==== EXERCISE INPUTS ====

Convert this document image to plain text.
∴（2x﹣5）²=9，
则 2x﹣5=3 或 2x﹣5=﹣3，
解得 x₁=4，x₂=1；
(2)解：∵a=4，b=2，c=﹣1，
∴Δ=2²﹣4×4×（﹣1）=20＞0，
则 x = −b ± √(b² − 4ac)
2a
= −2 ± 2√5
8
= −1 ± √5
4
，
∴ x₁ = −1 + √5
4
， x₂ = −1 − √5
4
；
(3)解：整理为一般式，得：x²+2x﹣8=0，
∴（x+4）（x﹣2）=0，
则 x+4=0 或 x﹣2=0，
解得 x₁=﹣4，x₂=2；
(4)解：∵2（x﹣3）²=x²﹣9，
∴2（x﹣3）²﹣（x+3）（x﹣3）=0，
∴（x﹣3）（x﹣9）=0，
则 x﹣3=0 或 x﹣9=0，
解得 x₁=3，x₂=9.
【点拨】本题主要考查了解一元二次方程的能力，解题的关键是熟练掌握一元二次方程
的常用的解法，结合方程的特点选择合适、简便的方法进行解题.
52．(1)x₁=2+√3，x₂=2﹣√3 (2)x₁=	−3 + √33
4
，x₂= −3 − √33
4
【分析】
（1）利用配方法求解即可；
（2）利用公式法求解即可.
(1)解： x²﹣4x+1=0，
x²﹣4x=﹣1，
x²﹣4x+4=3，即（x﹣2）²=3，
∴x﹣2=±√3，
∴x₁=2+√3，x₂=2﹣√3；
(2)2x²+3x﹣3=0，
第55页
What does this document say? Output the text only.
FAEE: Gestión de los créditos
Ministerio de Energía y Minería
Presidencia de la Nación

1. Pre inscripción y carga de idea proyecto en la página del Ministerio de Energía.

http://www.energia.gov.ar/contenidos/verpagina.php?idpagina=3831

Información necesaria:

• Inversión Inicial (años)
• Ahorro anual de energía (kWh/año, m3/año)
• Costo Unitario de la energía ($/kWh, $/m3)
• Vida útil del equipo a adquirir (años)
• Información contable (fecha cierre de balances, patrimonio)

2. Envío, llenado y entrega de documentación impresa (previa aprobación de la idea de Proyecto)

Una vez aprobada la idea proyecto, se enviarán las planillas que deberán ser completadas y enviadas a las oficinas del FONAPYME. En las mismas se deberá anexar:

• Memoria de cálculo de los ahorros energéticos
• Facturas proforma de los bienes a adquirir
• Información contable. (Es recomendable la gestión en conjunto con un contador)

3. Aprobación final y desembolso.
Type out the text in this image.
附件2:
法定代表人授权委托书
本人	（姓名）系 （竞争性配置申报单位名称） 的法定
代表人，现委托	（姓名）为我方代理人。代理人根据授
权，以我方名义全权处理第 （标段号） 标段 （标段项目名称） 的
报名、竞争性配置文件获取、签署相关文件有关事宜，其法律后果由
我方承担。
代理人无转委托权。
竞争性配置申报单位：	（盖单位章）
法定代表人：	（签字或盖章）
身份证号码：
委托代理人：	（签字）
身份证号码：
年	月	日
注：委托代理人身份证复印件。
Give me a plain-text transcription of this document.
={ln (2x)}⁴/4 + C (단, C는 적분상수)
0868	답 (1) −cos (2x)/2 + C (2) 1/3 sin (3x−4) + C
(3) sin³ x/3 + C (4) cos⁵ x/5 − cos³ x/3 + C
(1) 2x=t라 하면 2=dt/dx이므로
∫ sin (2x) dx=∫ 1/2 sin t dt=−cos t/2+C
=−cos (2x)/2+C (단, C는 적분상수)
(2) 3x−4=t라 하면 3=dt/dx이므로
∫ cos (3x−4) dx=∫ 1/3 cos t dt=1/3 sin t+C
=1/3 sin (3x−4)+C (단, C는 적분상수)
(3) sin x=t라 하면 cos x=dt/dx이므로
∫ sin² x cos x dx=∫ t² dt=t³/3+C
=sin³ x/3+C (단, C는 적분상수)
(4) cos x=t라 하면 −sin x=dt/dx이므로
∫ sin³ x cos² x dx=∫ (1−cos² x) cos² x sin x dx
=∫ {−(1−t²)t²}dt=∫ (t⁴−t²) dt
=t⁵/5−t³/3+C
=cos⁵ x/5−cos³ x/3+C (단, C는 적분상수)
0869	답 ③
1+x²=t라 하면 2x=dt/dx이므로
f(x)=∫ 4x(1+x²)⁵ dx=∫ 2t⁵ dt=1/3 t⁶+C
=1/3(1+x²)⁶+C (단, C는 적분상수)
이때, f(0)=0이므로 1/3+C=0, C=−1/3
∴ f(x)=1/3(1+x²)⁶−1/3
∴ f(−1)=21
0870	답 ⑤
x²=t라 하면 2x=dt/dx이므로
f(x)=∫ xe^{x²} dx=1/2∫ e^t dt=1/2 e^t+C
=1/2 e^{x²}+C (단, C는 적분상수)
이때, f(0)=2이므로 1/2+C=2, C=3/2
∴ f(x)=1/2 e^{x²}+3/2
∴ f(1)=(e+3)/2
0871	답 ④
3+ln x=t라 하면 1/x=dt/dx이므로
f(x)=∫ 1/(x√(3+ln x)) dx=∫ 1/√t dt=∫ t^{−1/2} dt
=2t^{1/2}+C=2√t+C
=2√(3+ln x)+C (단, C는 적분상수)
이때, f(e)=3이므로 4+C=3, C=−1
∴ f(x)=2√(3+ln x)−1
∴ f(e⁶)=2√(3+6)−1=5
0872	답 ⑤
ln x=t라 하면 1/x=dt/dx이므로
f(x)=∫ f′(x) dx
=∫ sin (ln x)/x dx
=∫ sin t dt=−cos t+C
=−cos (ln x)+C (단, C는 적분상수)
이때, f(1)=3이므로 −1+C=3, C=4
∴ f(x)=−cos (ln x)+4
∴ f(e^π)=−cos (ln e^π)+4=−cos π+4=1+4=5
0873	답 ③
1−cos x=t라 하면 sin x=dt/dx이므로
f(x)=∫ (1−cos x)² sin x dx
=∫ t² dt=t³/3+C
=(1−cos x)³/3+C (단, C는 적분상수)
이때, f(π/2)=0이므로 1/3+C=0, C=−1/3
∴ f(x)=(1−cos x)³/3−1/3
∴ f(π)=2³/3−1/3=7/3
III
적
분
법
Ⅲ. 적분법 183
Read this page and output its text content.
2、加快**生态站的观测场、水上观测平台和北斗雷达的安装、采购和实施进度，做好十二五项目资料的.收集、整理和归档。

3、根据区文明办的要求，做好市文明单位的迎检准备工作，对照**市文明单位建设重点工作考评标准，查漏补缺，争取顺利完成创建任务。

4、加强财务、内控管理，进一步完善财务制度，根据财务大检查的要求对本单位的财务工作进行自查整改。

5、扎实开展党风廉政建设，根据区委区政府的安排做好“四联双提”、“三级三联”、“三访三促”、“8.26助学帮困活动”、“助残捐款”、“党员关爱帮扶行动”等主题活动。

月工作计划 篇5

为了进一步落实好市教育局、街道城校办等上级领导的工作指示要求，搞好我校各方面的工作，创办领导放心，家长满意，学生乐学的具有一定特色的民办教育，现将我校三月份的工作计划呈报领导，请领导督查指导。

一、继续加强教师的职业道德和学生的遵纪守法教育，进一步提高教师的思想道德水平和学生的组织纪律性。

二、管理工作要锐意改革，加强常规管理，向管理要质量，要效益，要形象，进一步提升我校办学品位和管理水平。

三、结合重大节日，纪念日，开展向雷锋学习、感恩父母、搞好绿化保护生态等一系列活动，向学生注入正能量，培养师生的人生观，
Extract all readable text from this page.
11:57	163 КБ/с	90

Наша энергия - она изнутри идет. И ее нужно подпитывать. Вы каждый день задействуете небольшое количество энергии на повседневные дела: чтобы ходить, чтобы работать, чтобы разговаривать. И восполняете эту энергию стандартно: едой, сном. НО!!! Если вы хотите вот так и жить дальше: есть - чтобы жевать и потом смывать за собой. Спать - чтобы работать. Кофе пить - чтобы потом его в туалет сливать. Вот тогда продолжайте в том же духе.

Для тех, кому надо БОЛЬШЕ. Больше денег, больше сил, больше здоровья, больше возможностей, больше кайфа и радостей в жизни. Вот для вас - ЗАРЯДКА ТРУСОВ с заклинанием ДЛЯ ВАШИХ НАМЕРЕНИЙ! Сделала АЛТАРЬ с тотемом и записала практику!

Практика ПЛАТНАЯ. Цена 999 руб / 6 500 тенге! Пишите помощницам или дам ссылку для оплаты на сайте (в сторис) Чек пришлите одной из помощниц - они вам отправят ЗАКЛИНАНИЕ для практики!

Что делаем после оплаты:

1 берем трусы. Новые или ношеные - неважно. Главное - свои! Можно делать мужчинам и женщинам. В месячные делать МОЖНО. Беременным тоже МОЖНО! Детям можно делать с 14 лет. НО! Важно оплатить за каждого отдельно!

====

● SET TASK
Read the entries above, then pull out the lines that include "adquirir".

● FINISHED EXERCISE
• Vida útil del equipo a adquirir (años)
• Facturas proforma de los bienes a adquirir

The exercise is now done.